───── Available records ─────

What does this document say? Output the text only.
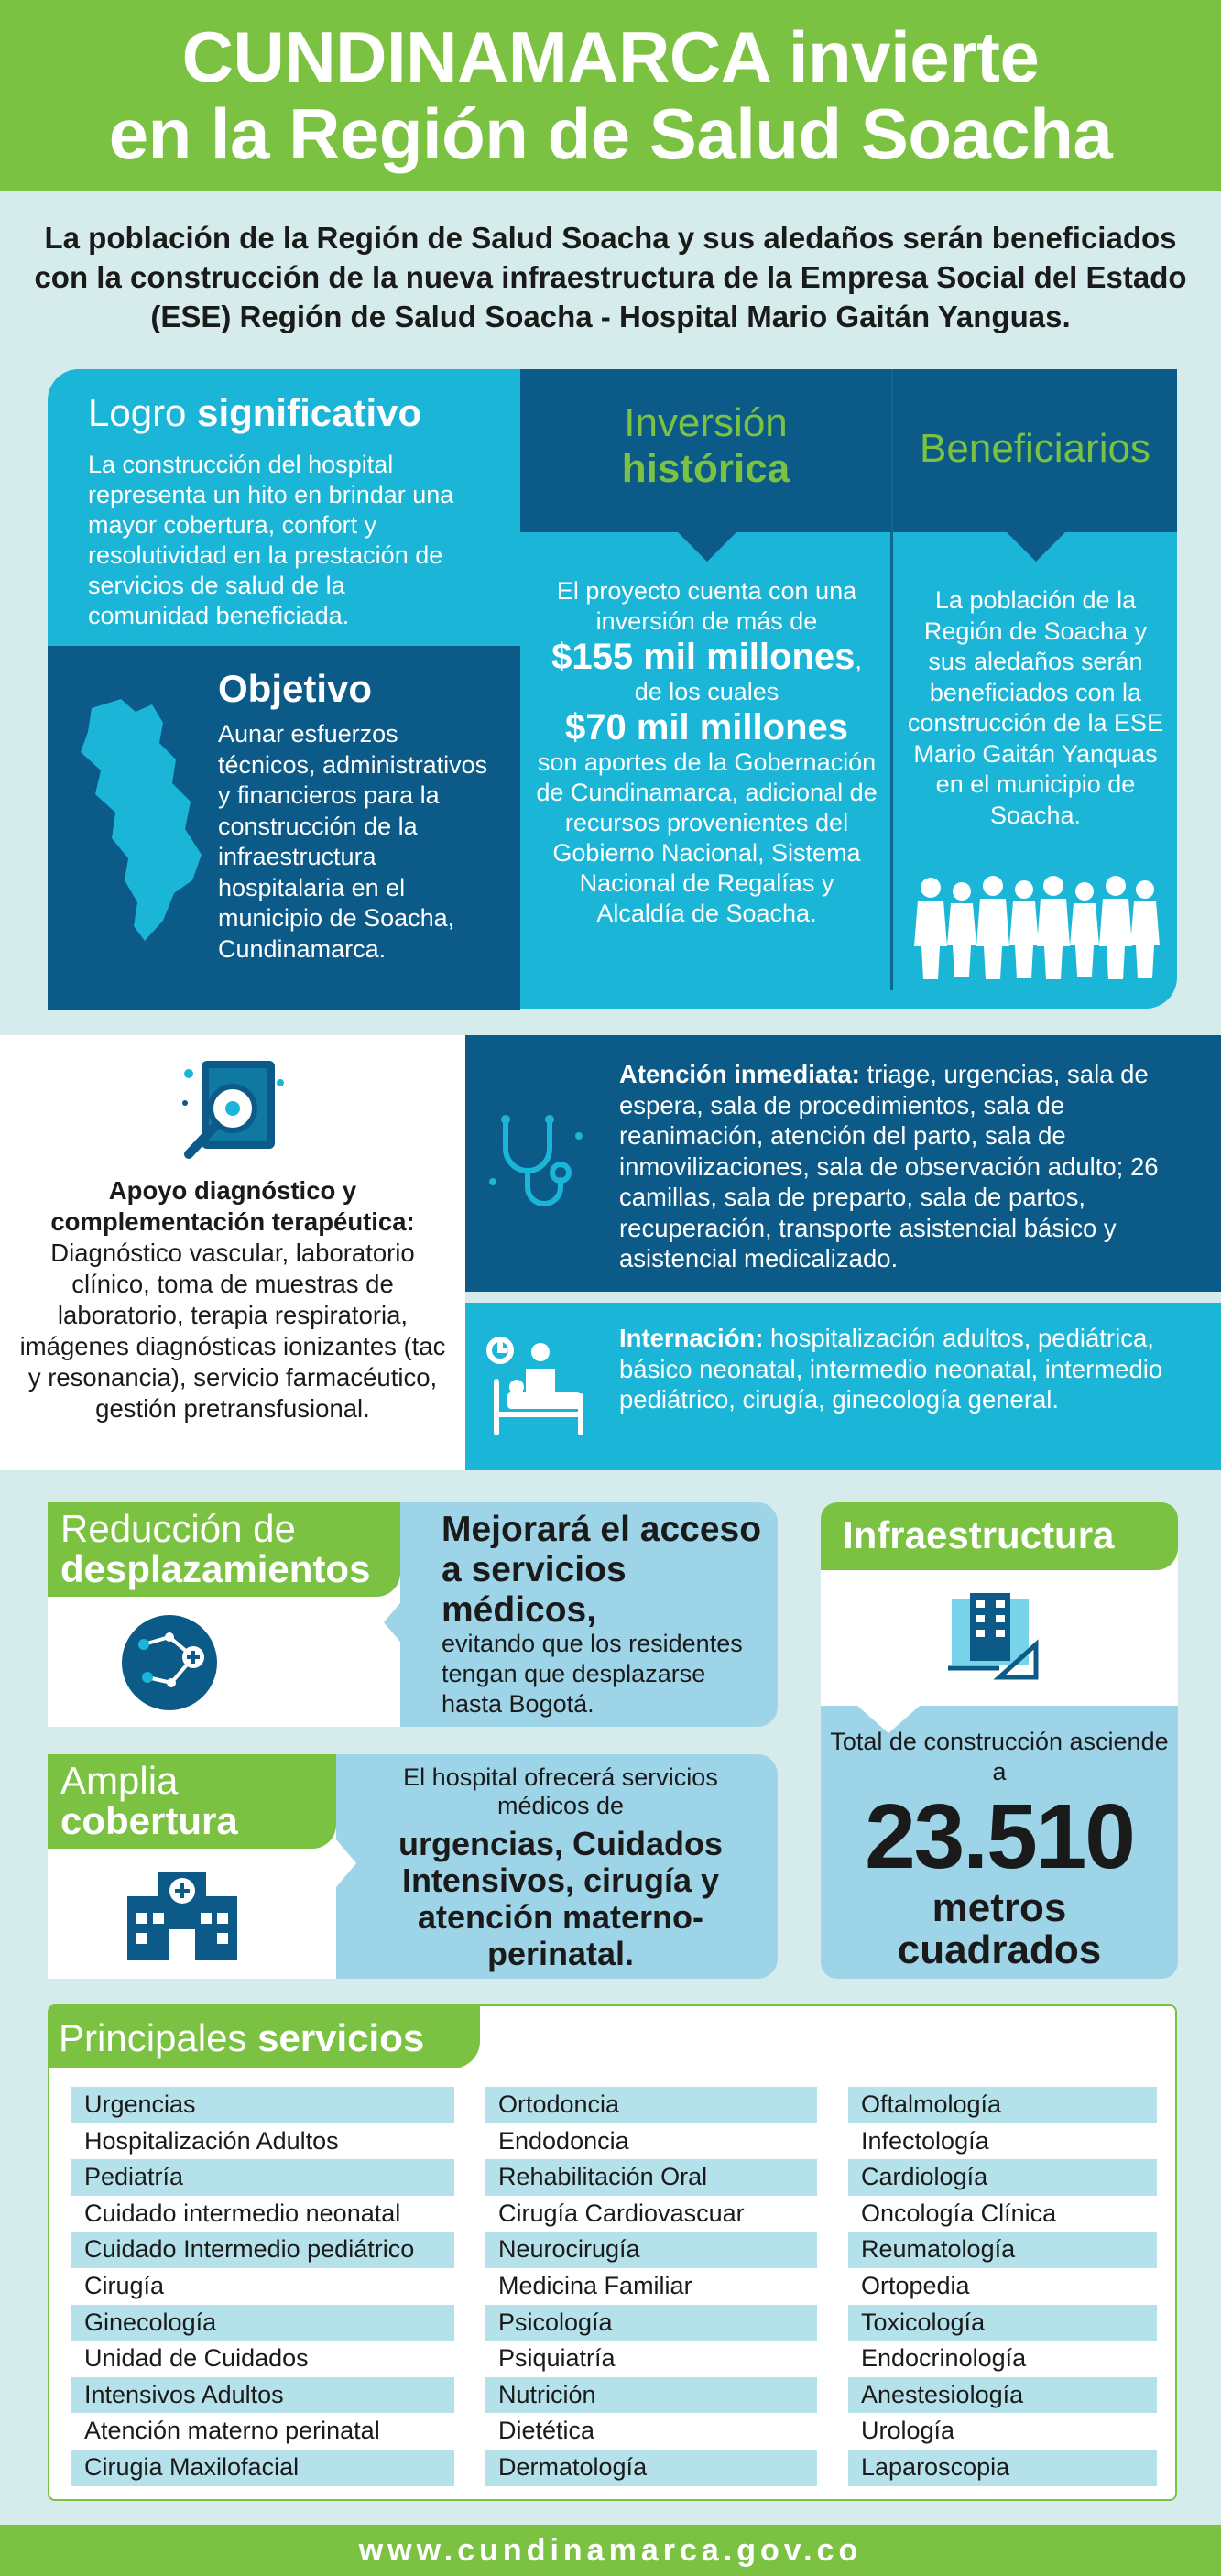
CUNDINAMARCA invierte
en la Región de Salud Soacha

La población de la Región de Salud Soacha y sus aledaños serán beneficiados con la construcción de la nueva infraestructura de la Empresa Social del Estado (ESE) Región de Salud Soacha - Hospital Mario Gaitán Yanguas.

Logro significativo

La construcción del hospital representa un hito en brindar una mayor cobertura, confort y resolutividad en la prestación de servicios de salud de la comunidad beneficiada.

Objetivo

Aunar esfuerzos técnicos, administrativos y financieros para la construcción de la infraestructura hospitalaria en el municipio de Soacha, Cundinamarca.

Inversión
histórica	Beneficiarios
El proyecto cuenta con una inversión de más de
$155 mil millones, de los cuales
$70 mil millones
son aportes de la Gobernación de Cundinamarca, adicional de recursos provenientes del Gobierno Nacional, Sistema Nacional de Regalías y Alcaldía de Soacha.

La población de la Región de Soacha y sus aledaños serán beneficiados con la construcción de la ESE Mario Gaitán Yanquas en el municipio de Soacha.

Apoyo diagnóstico y complementación terapéutica:

Diagnóstico vascular, laboratorio clínico, toma de muestras de laboratorio, terapia respiratoria, imágenes diagnósticas ionizantes (tac y resonancia), servicio farmacéutico, gestión pretransfusional.

Atención inmediata: triage, urgencias, sala de espera, sala de procedimientos, sala de reanimación, atención del parto, sala de inmovilizaciones, sala de observación adulto; 26 camillas, sala de preparto, sala de partos, recuperación, transporte asistencial básico y asistencial medicalizado.

Internación: hospitalización adultos, pediátrica, básico neonatal, intermedio neonatal, intermedio pediátrico, cirugía, ginecología general.

Reducción de
desplazamientos
Mejorará el acceso a servicios médicos,

evitando que los residentes tengan que desplazarse hasta Bogotá.

Amplia
cobertura

El hospital ofrecerá servicios médicos de

urgencias, Cuidados Intensivos, cirugía y atención materno-perinatal.

Infraestructura

Total de construcción asciende a

23.510
metros cuadrados
Principales servicios
Urgencias
Hospitalización Adultos
Pediatría
Cuidado intermedio neonatal
Cuidado Intermedio pediátrico
Cirugía
Ginecología
Unidad de Cuidados
Intensivos Adultos
Atención materno perinatal
Cirugia Maxilofacial
Ortodoncia
Endodoncia
Rehabilitación Oral
Cirugía Cardiovascuar
Neurocirugía
Medicina Familiar
Psicología
Psiquiatría
Nutrición
Dietética
Dermatología
Oftalmología
Infectología
Cardiología
Oncología Clínica
Reumatología
Ortopedia
Toxicología
Endocrinología
Anestesiología
Urología
Laparoscopia
www.cundinamarca.gov.co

─────

Your goal » All records must be output exactly as they are, except for the pictures, which are left out.

Completed exercise »
What does this document say? Output the text only.
CUNDINAMARCA invierte
en la Región de Salud Soacha

La población de la Región de Salud Soacha y sus aledaños serán beneficiados con la construcción de la nueva infraestructura de la Empresa Social del Estado (ESE) Región de Salud Soacha - Hospital Mario Gaitán Yanguas.

Logro significativo

La construcción del hospital representa un hito en brindar una mayor cobertura, confort y resolutividad en la prestación de servicios de salud de la comunidad beneficiada.

Objetivo

Aunar esfuerzos técnicos, administrativos y financieros para la construcción de la infraestructura hospitalaria en el municipio de Soacha, Cundinamarca.

Inversión
histórica	Beneficiarios
El proyecto cuenta con una inversión de más de
$155 mil millones, de los cuales
$70 mil millones
son aportes de la Gobernación de Cundinamarca, adicional de recursos provenientes del Gobierno Nacional, Sistema Nacional de Regalías y Alcaldía de Soacha.

La población de la Región de Soacha y sus aledaños serán beneficiados con la construcción de la ESE Mario Gaitán Yanquas en el municipio de Soacha.

Apoyo diagnóstico y complementación terapéutica:

Diagnóstico vascular, laboratorio clínico, toma de muestras de laboratorio, terapia respiratoria, imágenes diagnósticas ionizantes (tac y resonancia), servicio farmacéutico, gestión pretransfusional.

Atención inmediata: triage, urgencias, sala de espera, sala de procedimientos, sala de reanimación, atención del parto, sala de inmovilizaciones, sala de observación adulto; 26 camillas, sala de preparto, sala de partos, recuperación, transporte asistencial básico y asistencial medicalizado.

Internación: hospitalización adultos, pediátrica, básico neonatal, intermedio neonatal, intermedio pediátrico, cirugía, ginecología general.

Reducción de
desplazamientos
Mejorará el acceso a servicios médicos,

evitando que los residentes tengan que desplazarse hasta Bogotá.

Amplia
cobertura

El hospital ofrecerá servicios médicos de

urgencias, Cuidados Intensivos, cirugía y atención materno-perinatal.

Infraestructura

Total de construcción asciende a

23.510
metros cuadrados
Principales servicios
Urgencias
Hospitalización Adultos
Pediatría
Cuidado intermedio neonatal
Cuidado Intermedio pediátrico
Cirugía
Ginecología
Unidad de Cuidados
Intensivos Adultos
Atención materno perinatal
Cirugia Maxilofacial
Ortodoncia
Endodoncia
Rehabilitación Oral
Cirugía Cardiovascuar
Neurocirugía
Medicina Familiar
Psicología
Psiquiatría
Nutrición
Dietética
Dermatología
Oftalmología
Infectología
Cardiología
Oncología Clínica
Reumatología
Ortopedia
Toxicología
Endocrinología
Anestesiología
Urología
Laparoscopia
www.cundinamarca.gov.co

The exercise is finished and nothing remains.